WRITTEN INSTRUCTION -
Could you reproduce each of the records below verbatim, keeping every line unchanged and in its original order?

INPUT FOR THIS TASK -

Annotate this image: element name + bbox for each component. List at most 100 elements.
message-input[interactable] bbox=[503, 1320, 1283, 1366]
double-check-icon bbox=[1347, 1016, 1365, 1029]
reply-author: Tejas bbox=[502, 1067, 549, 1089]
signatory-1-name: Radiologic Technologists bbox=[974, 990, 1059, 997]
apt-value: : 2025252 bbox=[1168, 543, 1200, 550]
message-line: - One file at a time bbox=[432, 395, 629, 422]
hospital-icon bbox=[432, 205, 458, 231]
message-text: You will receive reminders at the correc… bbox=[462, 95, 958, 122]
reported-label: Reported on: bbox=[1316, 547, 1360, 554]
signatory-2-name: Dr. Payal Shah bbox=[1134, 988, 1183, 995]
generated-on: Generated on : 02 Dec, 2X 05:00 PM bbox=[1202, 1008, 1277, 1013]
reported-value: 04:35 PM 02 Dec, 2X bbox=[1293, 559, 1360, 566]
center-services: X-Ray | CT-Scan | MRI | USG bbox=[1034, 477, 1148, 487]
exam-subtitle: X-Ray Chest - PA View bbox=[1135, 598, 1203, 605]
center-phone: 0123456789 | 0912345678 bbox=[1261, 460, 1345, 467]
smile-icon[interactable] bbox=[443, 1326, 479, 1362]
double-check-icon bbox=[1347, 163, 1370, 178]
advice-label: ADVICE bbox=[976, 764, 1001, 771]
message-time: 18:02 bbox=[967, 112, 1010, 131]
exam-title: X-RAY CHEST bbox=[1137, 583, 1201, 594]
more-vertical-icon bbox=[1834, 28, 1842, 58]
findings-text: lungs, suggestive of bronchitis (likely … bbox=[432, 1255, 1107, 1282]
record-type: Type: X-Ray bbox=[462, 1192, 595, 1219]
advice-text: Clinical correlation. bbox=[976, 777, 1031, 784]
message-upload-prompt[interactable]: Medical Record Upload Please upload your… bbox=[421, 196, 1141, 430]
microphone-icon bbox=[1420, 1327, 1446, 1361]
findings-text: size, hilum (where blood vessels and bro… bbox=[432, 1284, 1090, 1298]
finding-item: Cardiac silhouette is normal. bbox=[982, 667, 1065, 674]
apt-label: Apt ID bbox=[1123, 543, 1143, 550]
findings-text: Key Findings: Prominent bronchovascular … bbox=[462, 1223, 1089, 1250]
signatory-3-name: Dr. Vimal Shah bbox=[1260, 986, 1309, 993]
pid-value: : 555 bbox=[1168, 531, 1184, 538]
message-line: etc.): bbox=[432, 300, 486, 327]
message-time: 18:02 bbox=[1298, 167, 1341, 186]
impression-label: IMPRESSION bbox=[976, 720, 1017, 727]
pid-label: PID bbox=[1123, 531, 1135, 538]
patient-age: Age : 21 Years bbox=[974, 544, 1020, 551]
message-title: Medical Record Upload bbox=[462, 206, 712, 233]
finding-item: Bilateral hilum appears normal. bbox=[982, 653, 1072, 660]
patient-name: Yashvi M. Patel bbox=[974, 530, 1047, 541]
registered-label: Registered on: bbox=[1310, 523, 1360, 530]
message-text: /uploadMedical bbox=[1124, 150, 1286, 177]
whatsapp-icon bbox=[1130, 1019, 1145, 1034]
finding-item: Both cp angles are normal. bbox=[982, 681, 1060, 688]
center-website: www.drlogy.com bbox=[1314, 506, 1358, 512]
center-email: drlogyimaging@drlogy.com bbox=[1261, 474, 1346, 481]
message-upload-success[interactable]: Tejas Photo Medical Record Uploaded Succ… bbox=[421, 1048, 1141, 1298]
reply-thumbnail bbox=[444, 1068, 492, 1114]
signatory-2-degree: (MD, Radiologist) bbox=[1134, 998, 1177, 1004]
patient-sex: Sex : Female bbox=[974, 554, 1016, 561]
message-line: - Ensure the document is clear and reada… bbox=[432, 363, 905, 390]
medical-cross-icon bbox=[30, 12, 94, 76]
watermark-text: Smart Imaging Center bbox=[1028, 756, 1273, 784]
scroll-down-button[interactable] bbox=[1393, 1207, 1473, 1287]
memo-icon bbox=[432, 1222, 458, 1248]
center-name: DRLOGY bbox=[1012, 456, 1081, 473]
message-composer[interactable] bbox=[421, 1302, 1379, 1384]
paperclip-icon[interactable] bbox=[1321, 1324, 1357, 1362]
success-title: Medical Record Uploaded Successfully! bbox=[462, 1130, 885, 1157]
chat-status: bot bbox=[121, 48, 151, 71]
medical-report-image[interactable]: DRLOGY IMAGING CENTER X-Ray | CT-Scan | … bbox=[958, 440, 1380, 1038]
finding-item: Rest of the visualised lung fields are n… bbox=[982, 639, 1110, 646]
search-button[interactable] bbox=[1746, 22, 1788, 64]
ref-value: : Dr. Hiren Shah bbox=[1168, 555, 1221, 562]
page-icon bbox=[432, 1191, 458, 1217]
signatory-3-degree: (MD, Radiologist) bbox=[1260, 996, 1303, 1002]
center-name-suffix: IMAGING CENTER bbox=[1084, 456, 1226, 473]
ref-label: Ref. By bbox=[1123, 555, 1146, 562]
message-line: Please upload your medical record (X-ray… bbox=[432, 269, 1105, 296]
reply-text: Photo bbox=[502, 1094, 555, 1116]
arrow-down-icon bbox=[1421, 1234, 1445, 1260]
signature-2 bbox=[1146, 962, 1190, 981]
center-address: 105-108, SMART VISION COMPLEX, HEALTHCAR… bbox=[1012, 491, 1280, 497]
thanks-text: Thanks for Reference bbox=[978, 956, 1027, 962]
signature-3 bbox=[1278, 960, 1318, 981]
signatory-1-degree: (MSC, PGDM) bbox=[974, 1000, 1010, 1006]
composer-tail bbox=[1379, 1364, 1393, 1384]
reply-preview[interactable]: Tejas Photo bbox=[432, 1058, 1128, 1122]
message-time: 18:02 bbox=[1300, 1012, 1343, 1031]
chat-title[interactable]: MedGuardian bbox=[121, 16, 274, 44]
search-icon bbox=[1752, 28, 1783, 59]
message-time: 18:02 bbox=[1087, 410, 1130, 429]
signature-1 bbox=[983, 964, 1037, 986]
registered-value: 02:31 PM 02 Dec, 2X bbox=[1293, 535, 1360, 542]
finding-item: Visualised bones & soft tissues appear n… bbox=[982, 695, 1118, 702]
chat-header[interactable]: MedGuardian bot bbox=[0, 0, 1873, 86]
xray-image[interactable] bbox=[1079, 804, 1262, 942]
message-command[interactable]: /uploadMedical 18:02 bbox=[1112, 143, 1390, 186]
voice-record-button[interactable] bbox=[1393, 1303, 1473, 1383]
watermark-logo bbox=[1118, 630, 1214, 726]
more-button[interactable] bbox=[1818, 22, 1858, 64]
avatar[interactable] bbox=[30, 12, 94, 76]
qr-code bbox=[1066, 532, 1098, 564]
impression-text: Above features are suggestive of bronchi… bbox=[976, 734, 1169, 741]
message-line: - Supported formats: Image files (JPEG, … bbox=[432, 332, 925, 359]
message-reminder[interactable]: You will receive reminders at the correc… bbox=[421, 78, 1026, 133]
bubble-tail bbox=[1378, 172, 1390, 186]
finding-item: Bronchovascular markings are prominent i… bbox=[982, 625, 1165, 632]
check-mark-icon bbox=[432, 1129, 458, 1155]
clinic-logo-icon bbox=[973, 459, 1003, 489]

WRITTEN RESPONSE -
Annotate this image: element name + bbox for each component. List at most 100 elements.
message-input[interactable] bbox=[503, 1320, 1283, 1366]
double-check-icon bbox=[1347, 1016, 1365, 1029]
reply-author: Tejas bbox=[502, 1067, 549, 1089]
signatory-1-name: Radiologic Technologists bbox=[974, 990, 1059, 997]
apt-value: : 2025252 bbox=[1168, 543, 1200, 550]
message-line: - One file at a time bbox=[432, 395, 629, 422]
hospital-icon bbox=[432, 205, 458, 231]
message-text: You will receive reminders at the correc… bbox=[462, 95, 958, 122]
reported-label: Reported on: bbox=[1316, 547, 1360, 554]
signatory-2-name: Dr. Payal Shah bbox=[1134, 988, 1183, 995]
generated-on: Generated on : 02 Dec, 2X 05:00 PM bbox=[1202, 1008, 1277, 1013]
reported-value: 04:35 PM 02 Dec, 2X bbox=[1293, 559, 1360, 566]
center-services: X-Ray | CT-Scan | MRI | USG bbox=[1034, 477, 1148, 487]
exam-subtitle: X-Ray Chest - PA View bbox=[1135, 598, 1203, 605]
center-phone: 0123456789 | 0912345678 bbox=[1261, 460, 1345, 467]
smile-icon[interactable] bbox=[443, 1326, 479, 1362]
double-check-icon bbox=[1347, 163, 1370, 178]
advice-label: ADVICE bbox=[976, 764, 1001, 771]
message-time: 18:02 bbox=[967, 112, 1010, 131]
exam-title: X-RAY CHEST bbox=[1137, 583, 1201, 594]
more-vertical-icon bbox=[1834, 28, 1842, 58]
findings-text: lungs, suggestive of bronchitis (likely … bbox=[432, 1255, 1107, 1282]
record-type: Type: X-Ray bbox=[462, 1192, 595, 1219]
advice-text: Clinical correlation. bbox=[976, 777, 1031, 784]
message-upload-prompt[interactable]: Medical Record Upload Please upload your… bbox=[421, 196, 1141, 430]
microphone-icon bbox=[1420, 1327, 1446, 1361]
findings-text: size, hilum (where blood vessels and bro… bbox=[432, 1284, 1090, 1298]
finding-item: Cardiac silhouette is normal. bbox=[982, 667, 1065, 674]
apt-label: Apt ID bbox=[1123, 543, 1143, 550]
findings-text: Key Findings: Prominent bronchovascular … bbox=[462, 1223, 1089, 1250]
signatory-3-name: Dr. Vimal Shah bbox=[1260, 986, 1309, 993]
pid-value: : 555 bbox=[1168, 531, 1184, 538]
message-line: etc.): bbox=[432, 300, 486, 327]
message-time: 18:02 bbox=[1298, 167, 1341, 186]
impression-label: IMPRESSION bbox=[976, 720, 1017, 727]
pid-label: PID bbox=[1123, 531, 1135, 538]
patient-age: Age : 21 Years bbox=[974, 544, 1020, 551]
message-title: Medical Record Upload bbox=[462, 206, 712, 233]
finding-item: Bilateral hilum appears normal. bbox=[982, 653, 1072, 660]
patient-name: Yashvi M. Patel bbox=[974, 530, 1047, 541]
registered-label: Registered on: bbox=[1310, 523, 1360, 530]
message-text: /uploadMedical bbox=[1124, 150, 1286, 177]
whatsapp-icon bbox=[1130, 1019, 1145, 1034]
finding-item: Both cp angles are normal. bbox=[982, 681, 1060, 688]
center-website: www.drlogy.com bbox=[1314, 506, 1358, 512]
center-email: drlogyimaging@drlogy.com bbox=[1261, 474, 1346, 481]
message-upload-success[interactable]: Tejas Photo Medical Record Uploaded Succ… bbox=[421, 1048, 1141, 1298]
reply-thumbnail bbox=[444, 1068, 492, 1114]
signatory-2-degree: (MD, Radiologist) bbox=[1134, 998, 1177, 1004]
patient-sex: Sex : Female bbox=[974, 554, 1016, 561]
message-line: - Ensure the document is clear and reada… bbox=[432, 363, 905, 390]
medical-cross-icon bbox=[30, 12, 94, 76]
watermark-text: Smart Imaging Center bbox=[1028, 756, 1273, 784]
scroll-down-button[interactable] bbox=[1393, 1207, 1473, 1287]
memo-icon bbox=[432, 1222, 458, 1248]
center-name: DRLOGY bbox=[1012, 456, 1081, 473]
message-composer[interactable] bbox=[421, 1302, 1379, 1384]
paperclip-icon[interactable] bbox=[1321, 1324, 1357, 1362]
success-title: Medical Record Uploaded Successfully! bbox=[462, 1130, 885, 1157]
chat-status: bot bbox=[121, 48, 151, 71]
medical-report-image[interactable]: DRLOGY IMAGING CENTER X-Ray | CT-Scan | … bbox=[958, 440, 1380, 1038]
finding-item: Rest of the visualised lung fields are n… bbox=[982, 639, 1110, 646]
search-button[interactable] bbox=[1746, 22, 1788, 64]
ref-value: : Dr. Hiren Shah bbox=[1168, 555, 1221, 562]
page-icon bbox=[432, 1191, 458, 1217]
signatory-3-degree: (MD, Radiologist) bbox=[1260, 996, 1303, 1002]
center-name-suffix: IMAGING CENTER bbox=[1084, 456, 1226, 473]
ref-label: Ref. By bbox=[1123, 555, 1146, 562]
message-line: Please upload your medical record (X-ray… bbox=[432, 269, 1105, 296]
reply-text: Photo bbox=[502, 1094, 555, 1116]
arrow-down-icon bbox=[1421, 1234, 1445, 1260]
signature-2 bbox=[1146, 962, 1190, 981]
center-address: 105-108, SMART VISION COMPLEX, HEALTHCAR… bbox=[1012, 491, 1280, 497]
thanks-text: Thanks for Reference bbox=[978, 956, 1027, 962]
signature-3 bbox=[1278, 960, 1318, 981]
signatory-1-degree: (MSC, PGDM) bbox=[974, 1000, 1010, 1006]
composer-tail bbox=[1379, 1364, 1393, 1384]
reply-preview[interactable]: Tejas Photo bbox=[432, 1058, 1128, 1122]
message-time: 18:02 bbox=[1300, 1012, 1343, 1031]
chat-title[interactable]: MedGuardian bbox=[121, 16, 274, 44]
search-icon bbox=[1752, 28, 1783, 59]
message-time: 18:02 bbox=[1087, 410, 1130, 429]
signature-1 bbox=[983, 964, 1037, 986]
registered-value: 02:31 PM 02 Dec, 2X bbox=[1293, 535, 1360, 542]
finding-item: Visualised bones & soft tissues appear n… bbox=[982, 695, 1118, 702]
chat-header[interactable]: MedGuardian bot bbox=[0, 0, 1873, 86]
xray-image[interactable] bbox=[1079, 804, 1262, 942]
message-command[interactable]: /uploadMedical 18:02 bbox=[1112, 143, 1390, 186]
voice-record-button[interactable] bbox=[1393, 1303, 1473, 1383]
watermark-logo bbox=[1118, 630, 1214, 726]
more-button[interactable] bbox=[1818, 22, 1858, 64]
avatar[interactable] bbox=[30, 12, 94, 76]
qr-code bbox=[1066, 532, 1098, 564]
impression-text: Above features are suggestive of bronchi… bbox=[976, 734, 1169, 741]
message-line: - Supported formats: Image files (JPEG, … bbox=[432, 332, 925, 359]
message-reminder[interactable]: You will receive reminders at the correc… bbox=[421, 78, 1026, 133]
bubble-tail bbox=[1378, 172, 1390, 186]
finding-item: Bronchovascular markings are prominent i… bbox=[982, 625, 1165, 632]
check-mark-icon bbox=[432, 1129, 458, 1155]
clinic-logo-icon bbox=[973, 459, 1003, 489]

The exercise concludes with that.